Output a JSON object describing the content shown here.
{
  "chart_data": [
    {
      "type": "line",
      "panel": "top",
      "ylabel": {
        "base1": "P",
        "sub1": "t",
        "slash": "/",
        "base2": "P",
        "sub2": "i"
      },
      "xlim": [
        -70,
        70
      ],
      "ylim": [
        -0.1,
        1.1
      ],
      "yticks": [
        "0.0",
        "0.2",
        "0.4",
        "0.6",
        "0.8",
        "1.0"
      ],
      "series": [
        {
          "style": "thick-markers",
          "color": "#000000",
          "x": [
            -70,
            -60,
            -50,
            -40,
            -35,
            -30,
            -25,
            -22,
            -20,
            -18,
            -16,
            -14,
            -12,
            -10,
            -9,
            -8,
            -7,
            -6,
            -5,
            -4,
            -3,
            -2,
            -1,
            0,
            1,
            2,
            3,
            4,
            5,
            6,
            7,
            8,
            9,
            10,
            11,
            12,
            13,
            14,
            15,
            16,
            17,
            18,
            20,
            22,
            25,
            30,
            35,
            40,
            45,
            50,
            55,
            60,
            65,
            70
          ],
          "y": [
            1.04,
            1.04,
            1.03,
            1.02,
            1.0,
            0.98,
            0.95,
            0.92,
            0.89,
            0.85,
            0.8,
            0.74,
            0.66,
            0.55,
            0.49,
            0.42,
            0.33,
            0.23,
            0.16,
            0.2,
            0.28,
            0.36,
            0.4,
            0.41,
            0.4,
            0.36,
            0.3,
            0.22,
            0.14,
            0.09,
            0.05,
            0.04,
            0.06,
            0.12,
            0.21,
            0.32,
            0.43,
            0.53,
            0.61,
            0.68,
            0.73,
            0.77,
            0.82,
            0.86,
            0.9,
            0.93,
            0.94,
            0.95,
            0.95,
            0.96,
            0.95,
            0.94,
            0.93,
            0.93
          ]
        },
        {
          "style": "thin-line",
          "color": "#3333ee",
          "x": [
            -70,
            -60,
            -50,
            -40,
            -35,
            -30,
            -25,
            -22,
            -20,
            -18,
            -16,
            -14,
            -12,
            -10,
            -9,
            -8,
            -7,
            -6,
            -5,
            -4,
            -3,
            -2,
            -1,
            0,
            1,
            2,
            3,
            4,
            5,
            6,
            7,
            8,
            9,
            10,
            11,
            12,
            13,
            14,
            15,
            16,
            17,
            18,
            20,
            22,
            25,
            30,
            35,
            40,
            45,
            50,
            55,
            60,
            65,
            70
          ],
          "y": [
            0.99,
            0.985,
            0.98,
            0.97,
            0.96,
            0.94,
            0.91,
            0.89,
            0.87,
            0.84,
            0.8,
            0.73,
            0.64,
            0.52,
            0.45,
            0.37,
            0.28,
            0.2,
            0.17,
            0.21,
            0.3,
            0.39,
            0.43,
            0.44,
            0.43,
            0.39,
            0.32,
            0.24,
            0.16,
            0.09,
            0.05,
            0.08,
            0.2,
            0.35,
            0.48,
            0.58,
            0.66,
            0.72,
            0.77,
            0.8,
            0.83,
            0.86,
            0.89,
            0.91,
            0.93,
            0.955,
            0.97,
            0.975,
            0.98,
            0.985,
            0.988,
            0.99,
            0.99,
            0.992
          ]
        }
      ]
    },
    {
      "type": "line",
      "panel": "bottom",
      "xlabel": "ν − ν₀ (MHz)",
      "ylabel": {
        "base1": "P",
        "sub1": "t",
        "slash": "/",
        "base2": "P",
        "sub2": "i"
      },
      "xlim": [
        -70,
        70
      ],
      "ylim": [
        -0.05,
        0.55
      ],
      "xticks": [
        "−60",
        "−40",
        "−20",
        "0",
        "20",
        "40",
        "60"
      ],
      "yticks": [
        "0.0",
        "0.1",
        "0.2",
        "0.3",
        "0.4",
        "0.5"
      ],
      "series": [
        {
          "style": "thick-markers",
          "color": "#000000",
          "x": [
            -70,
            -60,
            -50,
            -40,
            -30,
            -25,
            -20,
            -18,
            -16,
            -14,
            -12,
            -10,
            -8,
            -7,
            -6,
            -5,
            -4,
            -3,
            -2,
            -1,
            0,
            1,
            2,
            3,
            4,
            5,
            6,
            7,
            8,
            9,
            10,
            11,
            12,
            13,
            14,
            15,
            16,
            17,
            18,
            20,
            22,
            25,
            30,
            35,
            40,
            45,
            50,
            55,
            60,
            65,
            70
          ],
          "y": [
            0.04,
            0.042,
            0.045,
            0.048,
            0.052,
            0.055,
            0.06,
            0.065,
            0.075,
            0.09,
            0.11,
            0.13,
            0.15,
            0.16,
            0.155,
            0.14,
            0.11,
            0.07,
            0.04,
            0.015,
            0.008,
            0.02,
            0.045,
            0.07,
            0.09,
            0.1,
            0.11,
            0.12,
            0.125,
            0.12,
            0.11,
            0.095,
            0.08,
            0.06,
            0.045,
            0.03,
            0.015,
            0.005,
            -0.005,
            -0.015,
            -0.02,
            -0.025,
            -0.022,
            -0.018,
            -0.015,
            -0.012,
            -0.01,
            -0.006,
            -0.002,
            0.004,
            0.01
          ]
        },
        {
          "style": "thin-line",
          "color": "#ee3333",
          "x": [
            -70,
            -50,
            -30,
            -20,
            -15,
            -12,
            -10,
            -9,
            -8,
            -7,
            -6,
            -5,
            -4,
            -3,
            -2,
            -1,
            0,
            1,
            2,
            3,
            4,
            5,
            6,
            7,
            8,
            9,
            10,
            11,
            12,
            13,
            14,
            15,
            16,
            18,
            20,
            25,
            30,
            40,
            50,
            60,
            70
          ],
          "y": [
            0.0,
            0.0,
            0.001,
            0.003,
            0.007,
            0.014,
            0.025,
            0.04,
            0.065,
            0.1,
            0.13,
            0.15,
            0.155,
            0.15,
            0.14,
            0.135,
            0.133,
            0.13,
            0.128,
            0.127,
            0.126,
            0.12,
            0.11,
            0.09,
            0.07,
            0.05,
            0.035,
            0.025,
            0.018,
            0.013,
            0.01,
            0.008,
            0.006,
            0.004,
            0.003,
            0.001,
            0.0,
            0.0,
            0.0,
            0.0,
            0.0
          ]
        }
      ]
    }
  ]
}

*****

▶ **Exercise description**:
Retype the records above exactly.

▶ **Result of this task**:
Output a JSON object describing the content shown here.
{
  "chart_data": [
    {
      "type": "line",
      "panel": "top",
      "ylabel": {
        "base1": "P",
        "sub1": "t",
        "slash": "/",
        "base2": "P",
        "sub2": "i"
      },
      "xlim": [
        -70,
        70
      ],
      "ylim": [
        -0.1,
        1.1
      ],
      "yticks": [
        "0.0",
        "0.2",
        "0.4",
        "0.6",
        "0.8",
        "1.0"
      ],
      "series": [
        {
          "style": "thick-markers",
          "color": "#000000",
          "x": [
            -70,
            -60,
            -50,
            -40,
            -35,
            -30,
            -25,
            -22,
            -20,
            -18,
            -16,
            -14,
            -12,
            -10,
            -9,
            -8,
            -7,
            -6,
            -5,
            -4,
            -3,
            -2,
            -1,
            0,
            1,
            2,
            3,
            4,
            5,
            6,
            7,
            8,
            9,
            10,
            11,
            12,
            13,
            14,
            15,
            16,
            17,
            18,
            20,
            22,
            25,
            30,
            35,
            40,
            45,
            50,
            55,
            60,
            65,
            70
          ],
          "y": [
            1.04,
            1.04,
            1.03,
            1.02,
            1.0,
            0.98,
            0.95,
            0.92,
            0.89,
            0.85,
            0.8,
            0.74,
            0.66,
            0.55,
            0.49,
            0.42,
            0.33,
            0.23,
            0.16,
            0.2,
            0.28,
            0.36,
            0.4,
            0.41,
            0.4,
            0.36,
            0.3,
            0.22,
            0.14,
            0.09,
            0.05,
            0.04,
            0.06,
            0.12,
            0.21,
            0.32,
            0.43,
            0.53,
            0.61,
            0.68,
            0.73,
            0.77,
            0.82,
            0.86,
            0.9,
            0.93,
            0.94,
            0.95,
            0.95,
            0.96,
            0.95,
            0.94,
            0.93,
            0.93
          ]
        },
        {
          "style": "thin-line",
          "color": "#3333ee",
          "x": [
            -70,
            -60,
            -50,
            -40,
            -35,
            -30,
            -25,
            -22,
            -20,
            -18,
            -16,
            -14,
            -12,
            -10,
            -9,
            -8,
            -7,
            -6,
            -5,
            -4,
            -3,
            -2,
            -1,
            0,
            1,
            2,
            3,
            4,
            5,
            6,
            7,
            8,
            9,
            10,
            11,
            12,
            13,
            14,
            15,
            16,
            17,
            18,
            20,
            22,
            25,
            30,
            35,
            40,
            45,
            50,
            55,
            60,
            65,
            70
          ],
          "y": [
            0.99,
            0.985,
            0.98,
            0.97,
            0.96,
            0.94,
            0.91,
            0.89,
            0.87,
            0.84,
            0.8,
            0.73,
            0.64,
            0.52,
            0.45,
            0.37,
            0.28,
            0.2,
            0.17,
            0.21,
            0.3,
            0.39,
            0.43,
            0.44,
            0.43,
            0.39,
            0.32,
            0.24,
            0.16,
            0.09,
            0.05,
            0.08,
            0.2,
            0.35,
            0.48,
            0.58,
            0.66,
            0.72,
            0.77,
            0.8,
            0.83,
            0.86,
            0.89,
            0.91,
            0.93,
            0.955,
            0.97,
            0.975,
            0.98,
            0.985,
            0.988,
            0.99,
            0.99,
            0.992
          ]
        }
      ]
    },
    {
      "type": "line",
      "panel": "bottom",
      "xlabel": "ν − ν₀ (MHz)",
      "ylabel": {
        "base1": "P",
        "sub1": "t",
        "slash": "/",
        "base2": "P",
        "sub2": "i"
      },
      "xlim": [
        -70,
        70
      ],
      "ylim": [
        -0.05,
        0.55
      ],
      "xticks": [
        "−60",
        "−40",
        "−20",
        "0",
        "20",
        "40",
        "60"
      ],
      "yticks": [
        "0.0",
        "0.1",
        "0.2",
        "0.3",
        "0.4",
        "0.5"
      ],
      "series": [
        {
          "style": "thick-markers",
          "color": "#000000",
          "x": [
            -70,
            -60,
            -50,
            -40,
            -30,
            -25,
            -20,
            -18,
            -16,
            -14,
            -12,
            -10,
            -8,
            -7,
            -6,
            -5,
            -4,
            -3,
            -2,
            -1,
            0,
            1,
            2,
            3,
            4,
            5,
            6,
            7,
            8,
            9,
            10,
            11,
            12,
            13,
            14,
            15,
            16,
            17,
            18,
            20,
            22,
            25,
            30,
            35,
            40,
            45,
            50,
            55,
            60,
            65,
            70
          ],
          "y": [
            0.04,
            0.042,
            0.045,
            0.048,
            0.052,
            0.055,
            0.06,
            0.065,
            0.075,
            0.09,
            0.11,
            0.13,
            0.15,
            0.16,
            0.155,
            0.14,
            0.11,
            0.07,
            0.04,
            0.015,
            0.008,
            0.02,
            0.045,
            0.07,
            0.09,
            0.1,
            0.11,
            0.12,
            0.125,
            0.12,
            0.11,
            0.095,
            0.08,
            0.06,
            0.045,
            0.03,
            0.015,
            0.005,
            -0.005,
            -0.015,
            -0.02,
            -0.025,
            -0.022,
            -0.018,
            -0.015,
            -0.012,
            -0.01,
            -0.006,
            -0.002,
            0.004,
            0.01
          ]
        },
        {
          "style": "thin-line",
          "color": "#ee3333",
          "x": [
            -70,
            -50,
            -30,
            -20,
            -15,
            -12,
            -10,
            -9,
            -8,
            -7,
            -6,
            -5,
            -4,
            -3,
            -2,
            -1,
            0,
            1,
            2,
            3,
            4,
            5,
            6,
            7,
            8,
            9,
            10,
            11,
            12,
            13,
            14,
            15,
            16,
            18,
            20,
            25,
            30,
            40,
            50,
            60,
            70
          ],
          "y": [
            0.0,
            0.0,
            0.001,
            0.003,
            0.007,
            0.014,
            0.025,
            0.04,
            0.065,
            0.1,
            0.13,
            0.15,
            0.155,
            0.15,
            0.14,
            0.135,
            0.133,
            0.13,
            0.128,
            0.127,
            0.126,
            0.12,
            0.11,
            0.09,
            0.07,
            0.05,
            0.035,
            0.025,
            0.018,
            0.013,
            0.01,
            0.008,
            0.006,
            0.004,
            0.003,
            0.001,
            0.0,
            0.0,
            0.0,
            0.0,
            0.0
          ]
        }
      ]
    }
  ]
}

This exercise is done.